** Collection entries **
* * * * * * *
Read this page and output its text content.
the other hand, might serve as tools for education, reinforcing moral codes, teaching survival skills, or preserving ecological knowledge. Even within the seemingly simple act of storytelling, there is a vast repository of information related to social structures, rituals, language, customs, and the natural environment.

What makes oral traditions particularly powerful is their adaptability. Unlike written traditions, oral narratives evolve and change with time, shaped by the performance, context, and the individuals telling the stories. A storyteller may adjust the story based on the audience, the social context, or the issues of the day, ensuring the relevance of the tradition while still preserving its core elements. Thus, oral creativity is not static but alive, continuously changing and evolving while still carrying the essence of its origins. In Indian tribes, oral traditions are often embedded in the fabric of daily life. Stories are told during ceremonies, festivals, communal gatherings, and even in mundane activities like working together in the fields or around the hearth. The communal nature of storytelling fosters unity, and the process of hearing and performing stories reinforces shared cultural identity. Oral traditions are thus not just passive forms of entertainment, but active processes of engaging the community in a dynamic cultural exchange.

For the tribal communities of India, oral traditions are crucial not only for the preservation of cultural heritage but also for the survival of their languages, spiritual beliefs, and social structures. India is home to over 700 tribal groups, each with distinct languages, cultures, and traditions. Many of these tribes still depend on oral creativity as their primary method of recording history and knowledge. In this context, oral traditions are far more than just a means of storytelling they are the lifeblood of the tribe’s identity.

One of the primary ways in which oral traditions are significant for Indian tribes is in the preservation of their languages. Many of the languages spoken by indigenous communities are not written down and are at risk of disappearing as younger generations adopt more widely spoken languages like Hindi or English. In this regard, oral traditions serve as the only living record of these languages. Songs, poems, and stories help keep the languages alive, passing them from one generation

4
* * * * * * *
** Your objective **
Repeat the whole listing exactly, keeping every line intact.

** Task result **
Read this page and output its text content.
the other hand, might serve as tools for education, reinforcing moral codes, teaching survival skills, or preserving ecological knowledge. Even within the seemingly simple act of storytelling, there is a vast repository of information related to social structures, rituals, language, customs, and the natural environment.

What makes oral traditions particularly powerful is their adaptability. Unlike written traditions, oral narratives evolve and change with time, shaped by the performance, context, and the individuals telling the stories. A storyteller may adjust the story based on the audience, the social context, or the issues of the day, ensuring the relevance of the tradition while still preserving its core elements. Thus, oral creativity is not static but alive, continuously changing and evolving while still carrying the essence of its origins. In Indian tribes, oral traditions are often embedded in the fabric of daily life. Stories are told during ceremonies, festivals, communal gatherings, and even in mundane activities like working together in the fields or around the hearth. The communal nature of storytelling fosters unity, and the process of hearing and performing stories reinforces shared cultural identity. Oral traditions are thus not just passive forms of entertainment, but active processes of engaging the community in a dynamic cultural exchange.

For the tribal communities of India, oral traditions are crucial not only for the preservation of cultural heritage but also for the survival of their languages, spiritual beliefs, and social structures. India is home to over 700 tribal groups, each with distinct languages, cultures, and traditions. Many of these tribes still depend on oral creativity as their primary method of recording history and knowledge. In this context, oral traditions are far more than just a means of storytelling they are the lifeblood of the tribe’s identity.

One of the primary ways in which oral traditions are significant for Indian tribes is in the preservation of their languages. Many of the languages spoken by indigenous communities are not written down and are at risk of disappearing as younger generations adopt more widely spoken languages like Hindi or English. In this regard, oral traditions serve as the only living record of these languages. Songs, poems, and stories help keep the languages alive, passing them from one generation

4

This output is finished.